Written instruction:
Make an exact copy of each entry, leaving out every picture.
-- start of Entries shown --
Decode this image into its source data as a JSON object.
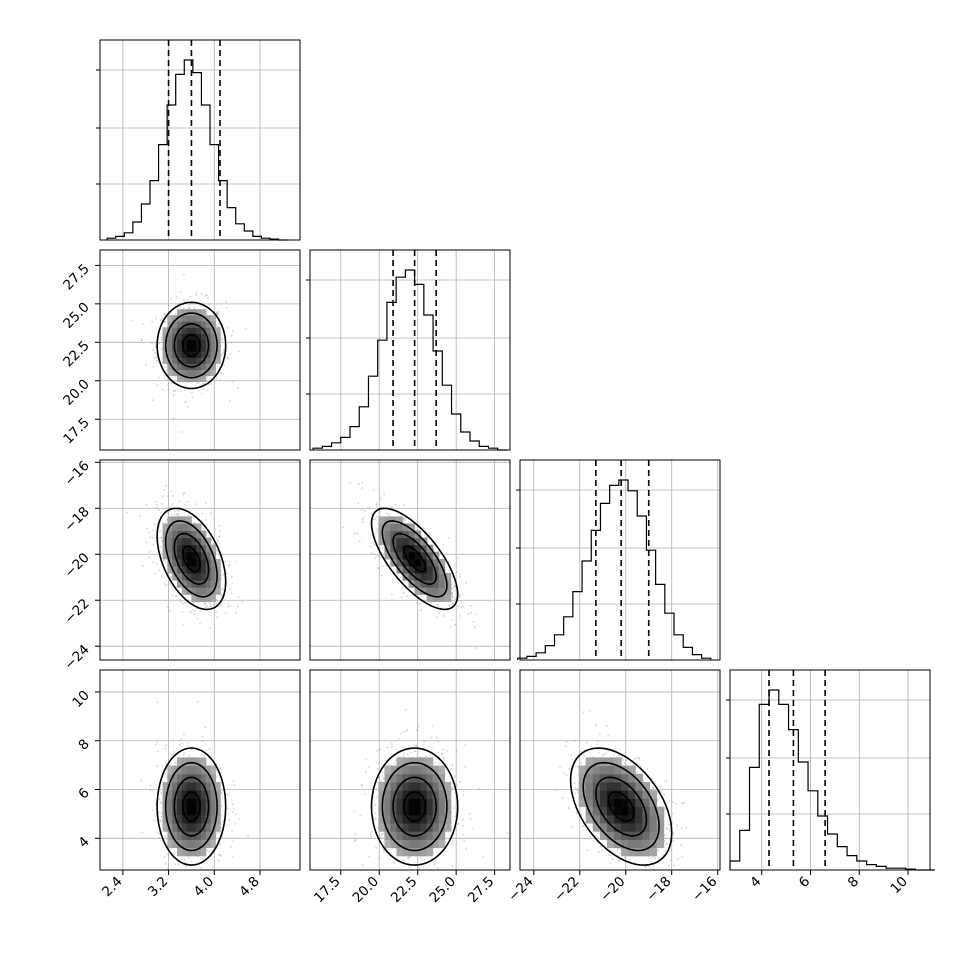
{
  "chart_data": {
    "type": "corner",
    "grid": true,
    "parameters": [
      {
        "mean": 3.6,
        "sd": 0.3,
        "range": [
          2.0,
          5.5
        ],
        "ticks": [
          2.4,
          3.2,
          4.0,
          4.8
        ],
        "tick_labels": [
          "2.4",
          "3.2",
          "4.0",
          "4.8"
        ],
        "quantiles": [
          3.2,
          3.6,
          4.1
        ]
      },
      {
        "mean": 22.3,
        "sd": 1.4,
        "range": [
          15.5,
          28.5
        ],
        "ticks": [
          17.5,
          20.0,
          22.5,
          25.0,
          27.5
        ],
        "tick_labels": [
          "17.5",
          "20.0",
          "22.5",
          "25.0",
          "27.5"
        ],
        "quantiles": [
          20.9,
          22.3,
          23.7
        ]
      },
      {
        "mean": -20.2,
        "sd": 1.1,
        "range": [
          -24.6,
          -15.9
        ],
        "ticks": [
          -24,
          -22,
          -20,
          -18,
          -16
        ],
        "tick_labels": [
          "−24",
          "−22",
          "−20",
          "−18",
          "−16"
        ],
        "quantiles": [
          -21.3,
          -20.2,
          -19.0
        ]
      },
      {
        "mean": 5.3,
        "sd": 1.2,
        "range": [
          2.7,
          10.9
        ],
        "ticks": [
          4,
          6,
          8,
          10
        ],
        "tick_labels": [
          "4",
          "6",
          "8",
          "10"
        ],
        "quantiles": [
          4.3,
          5.3,
          6.6
        ]
      }
    ],
    "correlations": [
      [
        1.0,
        0.0,
        -0.45,
        0.0
      ],
      [
        0.0,
        1.0,
        -0.7,
        0.0
      ],
      [
        -0.45,
        -0.7,
        1.0,
        -0.45
      ],
      [
        0.0,
        0.0,
        -0.45,
        1.0
      ]
    ],
    "histograms": [
      {
        "x": [
          2.2,
          2.35,
          2.5,
          2.65,
          2.8,
          2.95,
          3.1,
          3.25,
          3.4,
          3.55,
          3.7,
          3.85,
          4.0,
          4.15,
          4.3,
          4.45,
          4.6,
          4.75,
          4.9,
          5.05,
          5.2
        ],
        "counts": [
          0.01,
          0.02,
          0.04,
          0.1,
          0.2,
          0.33,
          0.53,
          0.75,
          0.92,
          1.0,
          0.93,
          0.75,
          0.53,
          0.33,
          0.18,
          0.09,
          0.05,
          0.02,
          0.01,
          0.005,
          0.0
        ]
      },
      {
        "x": [
          16.0,
          16.6,
          17.2,
          17.8,
          18.4,
          19.0,
          19.6,
          20.2,
          20.8,
          21.4,
          22.0,
          22.6,
          23.2,
          23.8,
          24.4,
          25.0,
          25.6,
          26.2,
          26.8,
          27.4,
          28.0
        ],
        "counts": [
          0.01,
          0.02,
          0.04,
          0.07,
          0.13,
          0.24,
          0.41,
          0.61,
          0.82,
          0.96,
          1.0,
          0.92,
          0.75,
          0.55,
          0.36,
          0.2,
          0.1,
          0.05,
          0.02,
          0.01,
          0.0
        ]
      },
      {
        "x": [
          -24.5,
          -24.1,
          -23.7,
          -23.3,
          -22.9,
          -22.5,
          -22.1,
          -21.7,
          -21.3,
          -20.9,
          -20.5,
          -20.1,
          -19.7,
          -19.3,
          -18.9,
          -18.5,
          -18.1,
          -17.7,
          -17.3,
          -16.9,
          -16.5
        ],
        "counts": [
          0.01,
          0.02,
          0.04,
          0.08,
          0.14,
          0.24,
          0.38,
          0.55,
          0.72,
          0.87,
          0.97,
          1.0,
          0.94,
          0.8,
          0.61,
          0.42,
          0.26,
          0.14,
          0.07,
          0.03,
          0.01
        ]
      },
      {
        "x": [
          2.9,
          3.3,
          3.7,
          4.1,
          4.5,
          4.9,
          5.3,
          5.7,
          6.1,
          6.5,
          6.9,
          7.3,
          7.7,
          8.1,
          8.5,
          8.9,
          9.3,
          9.7,
          10.1,
          10.5,
          10.9
        ],
        "counts": [
          0.05,
          0.22,
          0.57,
          0.92,
          1.0,
          0.92,
          0.78,
          0.6,
          0.44,
          0.3,
          0.2,
          0.13,
          0.08,
          0.05,
          0.03,
          0.02,
          0.01,
          0.01,
          0.005,
          0.0,
          0.0
        ]
      }
    ]
  }
}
-- end of Entries shown --
Complete response:
Decode this image into its source data as a JSON object.
{
  "chart_data": {
    "type": "corner",
    "grid": true,
    "parameters": [
      {
        "mean": 3.6,
        "sd": 0.3,
        "range": [
          2.0,
          5.5
        ],
        "ticks": [
          2.4,
          3.2,
          4.0,
          4.8
        ],
        "tick_labels": [
          "2.4",
          "3.2",
          "4.0",
          "4.8"
        ],
        "quantiles": [
          3.2,
          3.6,
          4.1
        ]
      },
      {
        "mean": 22.3,
        "sd": 1.4,
        "range": [
          15.5,
          28.5
        ],
        "ticks": [
          17.5,
          20.0,
          22.5,
          25.0,
          27.5
        ],
        "tick_labels": [
          "17.5",
          "20.0",
          "22.5",
          "25.0",
          "27.5"
        ],
        "quantiles": [
          20.9,
          22.3,
          23.7
        ]
      },
      {
        "mean": -20.2,
        "sd": 1.1,
        "range": [
          -24.6,
          -15.9
        ],
        "ticks": [
          -24,
          -22,
          -20,
          -18,
          -16
        ],
        "tick_labels": [
          "−24",
          "−22",
          "−20",
          "−18",
          "−16"
        ],
        "quantiles": [
          -21.3,
          -20.2,
          -19.0
        ]
      },
      {
        "mean": 5.3,
        "sd": 1.2,
        "range": [
          2.7,
          10.9
        ],
        "ticks": [
          4,
          6,
          8,
          10
        ],
        "tick_labels": [
          "4",
          "6",
          "8",
          "10"
        ],
        "quantiles": [
          4.3,
          5.3,
          6.6
        ]
      }
    ],
    "correlations": [
      [
        1.0,
        0.0,
        -0.45,
        0.0
      ],
      [
        0.0,
        1.0,
        -0.7,
        0.0
      ],
      [
        -0.45,
        -0.7,
        1.0,
        -0.45
      ],
      [
        0.0,
        0.0,
        -0.45,
        1.0
      ]
    ],
    "histograms": [
      {
        "x": [
          2.2,
          2.35,
          2.5,
          2.65,
          2.8,
          2.95,
          3.1,
          3.25,
          3.4,
          3.55,
          3.7,
          3.85,
          4.0,
          4.15,
          4.3,
          4.45,
          4.6,
          4.75,
          4.9,
          5.05,
          5.2
        ],
        "counts": [
          0.01,
          0.02,
          0.04,
          0.1,
          0.2,
          0.33,
          0.53,
          0.75,
          0.92,
          1.0,
          0.93,
          0.75,
          0.53,
          0.33,
          0.18,
          0.09,
          0.05,
          0.02,
          0.01,
          0.005,
          0.0
        ]
      },
      {
        "x": [
          16.0,
          16.6,
          17.2,
          17.8,
          18.4,
          19.0,
          19.6,
          20.2,
          20.8,
          21.4,
          22.0,
          22.6,
          23.2,
          23.8,
          24.4,
          25.0,
          25.6,
          26.2,
          26.8,
          27.4,
          28.0
        ],
        "counts": [
          0.01,
          0.02,
          0.04,
          0.07,
          0.13,
          0.24,
          0.41,
          0.61,
          0.82,
          0.96,
          1.0,
          0.92,
          0.75,
          0.55,
          0.36,
          0.2,
          0.1,
          0.05,
          0.02,
          0.01,
          0.0
        ]
      },
      {
        "x": [
          -24.5,
          -24.1,
          -23.7,
          -23.3,
          -22.9,
          -22.5,
          -22.1,
          -21.7,
          -21.3,
          -20.9,
          -20.5,
          -20.1,
          -19.7,
          -19.3,
          -18.9,
          -18.5,
          -18.1,
          -17.7,
          -17.3,
          -16.9,
          -16.5
        ],
        "counts": [
          0.01,
          0.02,
          0.04,
          0.08,
          0.14,
          0.24,
          0.38,
          0.55,
          0.72,
          0.87,
          0.97,
          1.0,
          0.94,
          0.8,
          0.61,
          0.42,
          0.26,
          0.14,
          0.07,
          0.03,
          0.01
        ]
      },
      {
        "x": [
          2.9,
          3.3,
          3.7,
          4.1,
          4.5,
          4.9,
          5.3,
          5.7,
          6.1,
          6.5,
          6.9,
          7.3,
          7.7,
          8.1,
          8.5,
          8.9,
          9.3,
          9.7,
          10.1,
          10.5,
          10.9
        ],
        "counts": [
          0.05,
          0.22,
          0.57,
          0.92,
          1.0,
          0.92,
          0.78,
          0.6,
          0.44,
          0.3,
          0.2,
          0.13,
          0.08,
          0.05,
          0.03,
          0.02,
          0.01,
          0.01,
          0.005,
          0.0,
          0.0
        ]
      }
    ]
  }
}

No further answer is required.